■ **Written request**: Please gather every line below that contains the word "numero".

<<<<

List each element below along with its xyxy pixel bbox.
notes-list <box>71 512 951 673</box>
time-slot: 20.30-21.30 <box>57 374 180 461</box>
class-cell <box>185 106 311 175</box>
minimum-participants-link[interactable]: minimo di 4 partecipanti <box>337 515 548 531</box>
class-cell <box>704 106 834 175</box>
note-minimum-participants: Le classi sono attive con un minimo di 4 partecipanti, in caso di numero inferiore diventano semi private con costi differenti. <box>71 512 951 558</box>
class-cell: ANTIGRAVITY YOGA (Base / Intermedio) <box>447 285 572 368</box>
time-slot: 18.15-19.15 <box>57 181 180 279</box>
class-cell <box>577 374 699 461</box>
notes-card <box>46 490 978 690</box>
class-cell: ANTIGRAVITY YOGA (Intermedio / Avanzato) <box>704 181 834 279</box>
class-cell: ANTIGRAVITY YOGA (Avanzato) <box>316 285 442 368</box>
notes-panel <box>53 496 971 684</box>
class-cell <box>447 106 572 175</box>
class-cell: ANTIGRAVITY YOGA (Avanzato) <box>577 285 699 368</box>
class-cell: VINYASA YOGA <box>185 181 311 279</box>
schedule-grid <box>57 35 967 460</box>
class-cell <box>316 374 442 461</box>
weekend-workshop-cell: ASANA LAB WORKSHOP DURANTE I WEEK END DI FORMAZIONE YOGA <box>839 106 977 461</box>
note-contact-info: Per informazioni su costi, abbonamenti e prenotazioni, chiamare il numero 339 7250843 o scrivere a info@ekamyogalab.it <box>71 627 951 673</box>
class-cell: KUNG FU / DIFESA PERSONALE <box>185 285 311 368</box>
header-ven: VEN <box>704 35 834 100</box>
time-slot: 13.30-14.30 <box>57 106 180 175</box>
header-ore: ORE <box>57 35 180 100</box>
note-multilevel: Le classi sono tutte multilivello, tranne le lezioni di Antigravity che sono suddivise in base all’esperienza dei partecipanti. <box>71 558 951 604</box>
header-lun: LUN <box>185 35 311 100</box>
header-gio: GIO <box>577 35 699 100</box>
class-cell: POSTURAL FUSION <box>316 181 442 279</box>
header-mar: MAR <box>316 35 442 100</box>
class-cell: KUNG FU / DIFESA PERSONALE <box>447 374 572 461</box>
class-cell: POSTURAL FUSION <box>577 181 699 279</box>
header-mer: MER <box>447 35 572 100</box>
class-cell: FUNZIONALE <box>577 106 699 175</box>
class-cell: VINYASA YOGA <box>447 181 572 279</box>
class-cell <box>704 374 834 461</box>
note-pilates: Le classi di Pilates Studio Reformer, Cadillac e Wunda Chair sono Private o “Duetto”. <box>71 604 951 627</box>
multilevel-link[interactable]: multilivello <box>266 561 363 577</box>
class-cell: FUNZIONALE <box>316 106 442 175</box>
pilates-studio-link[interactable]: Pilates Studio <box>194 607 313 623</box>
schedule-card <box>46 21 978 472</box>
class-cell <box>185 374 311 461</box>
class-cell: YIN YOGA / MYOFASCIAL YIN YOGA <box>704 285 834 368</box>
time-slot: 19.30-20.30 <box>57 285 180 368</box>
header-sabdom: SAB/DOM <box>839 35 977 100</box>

>>>>

■ **Response below**:
note-minimum-participants: Le classi sono attive con un minimo di 4 partecipanti, in caso di numero inferiore diventano semi private con costi differenti. <box>71 512 951 558</box>
note-contact-info: Per informazioni su costi, abbonamenti e prenotazioni, chiamare il numero 339 7250843 o scrivere a info@ekamyogalab.it <box>71 627 951 673</box>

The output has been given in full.